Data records
※ ※ ※
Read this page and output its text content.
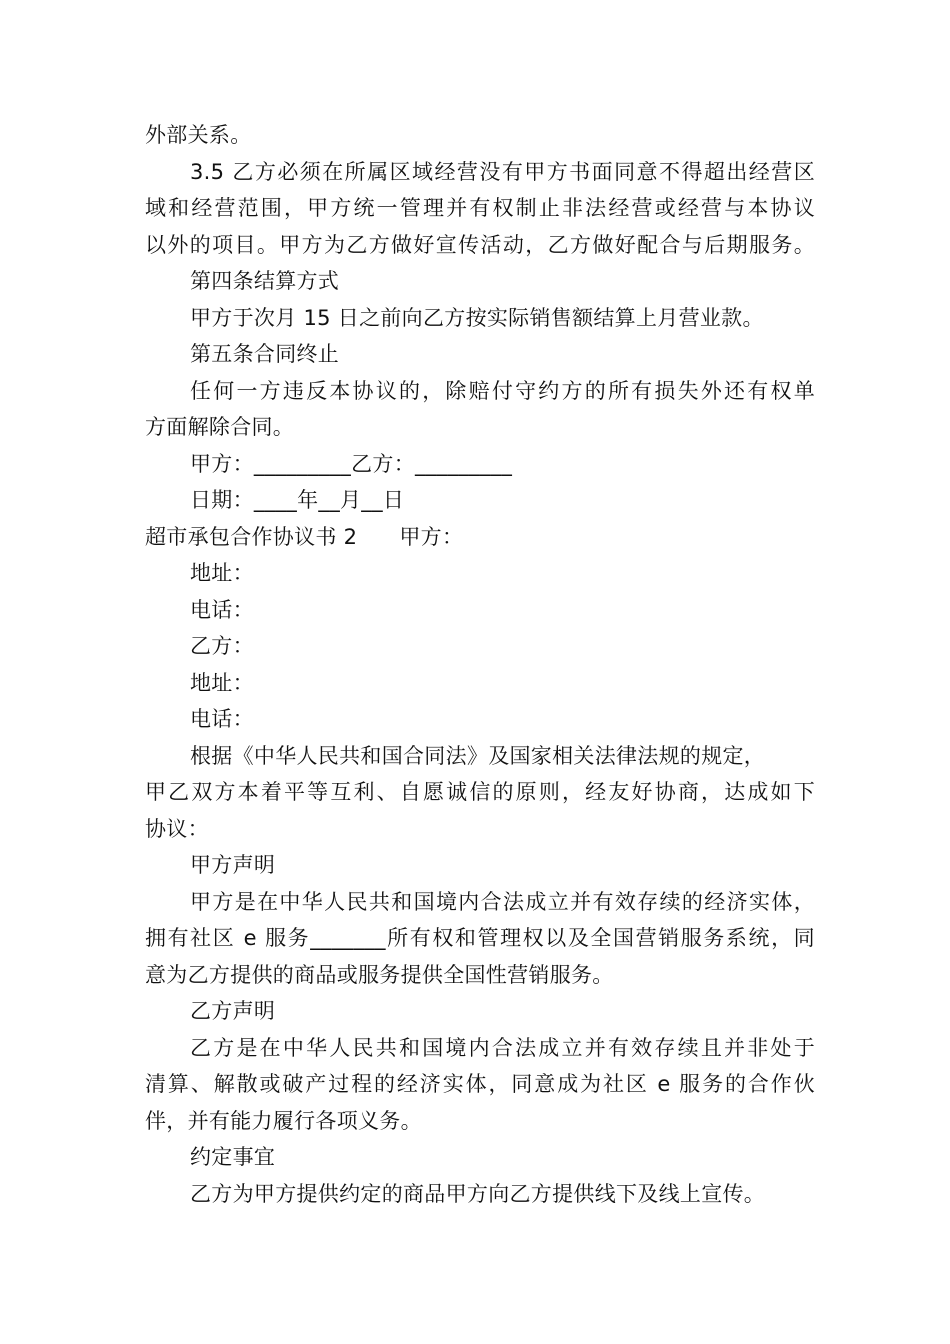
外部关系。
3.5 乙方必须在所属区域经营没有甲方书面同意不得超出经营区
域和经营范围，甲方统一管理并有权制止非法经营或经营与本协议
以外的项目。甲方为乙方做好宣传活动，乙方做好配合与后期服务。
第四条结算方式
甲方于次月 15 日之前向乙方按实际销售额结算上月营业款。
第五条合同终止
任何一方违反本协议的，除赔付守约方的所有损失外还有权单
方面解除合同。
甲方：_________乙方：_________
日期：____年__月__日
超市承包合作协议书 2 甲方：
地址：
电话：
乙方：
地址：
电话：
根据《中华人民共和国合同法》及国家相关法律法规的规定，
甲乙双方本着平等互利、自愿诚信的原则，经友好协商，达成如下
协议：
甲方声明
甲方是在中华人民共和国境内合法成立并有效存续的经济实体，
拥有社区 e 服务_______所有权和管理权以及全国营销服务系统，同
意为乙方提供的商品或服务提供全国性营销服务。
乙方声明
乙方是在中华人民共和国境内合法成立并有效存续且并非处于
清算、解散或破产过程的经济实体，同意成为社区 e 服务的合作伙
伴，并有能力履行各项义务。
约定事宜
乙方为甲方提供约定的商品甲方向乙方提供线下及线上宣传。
※ ※ ※
* [GOAL]
Go through the material above and print all of it exactly, except the pictures.

* [EXERCISE OUTPUT]
Read this page and output its text content.
外部关系。
3.5 乙方必须在所属区域经营没有甲方书面同意不得超出经营区
域和经营范围，甲方统一管理并有权制止非法经营或经营与本协议
以外的项目。甲方为乙方做好宣传活动，乙方做好配合与后期服务。
第四条结算方式
甲方于次月 15 日之前向乙方按实际销售额结算上月营业款。
第五条合同终止
任何一方违反本协议的，除赔付守约方的所有损失外还有权单
方面解除合同。
甲方：_________乙方：_________
日期：____年__月__日
超市承包合作协议书 2 甲方：
地址：
电话：
乙方：
地址：
电话：
根据《中华人民共和国合同法》及国家相关法律法规的规定，
甲乙双方本着平等互利、自愿诚信的原则，经友好协商，达成如下
协议：
甲方声明
甲方是在中华人民共和国境内合法成立并有效存续的经济实体，
拥有社区 e 服务_______所有权和管理权以及全国营销服务系统，同
意为乙方提供的商品或服务提供全国性营销服务。
乙方声明
乙方是在中华人民共和国境内合法成立并有效存续且并非处于
清算、解散或破产过程的经济实体，同意成为社区 e 服务的合作伙
伴，并有能力履行各项义务。
约定事宜
乙方为甲方提供约定的商品甲方向乙方提供线下及线上宣传。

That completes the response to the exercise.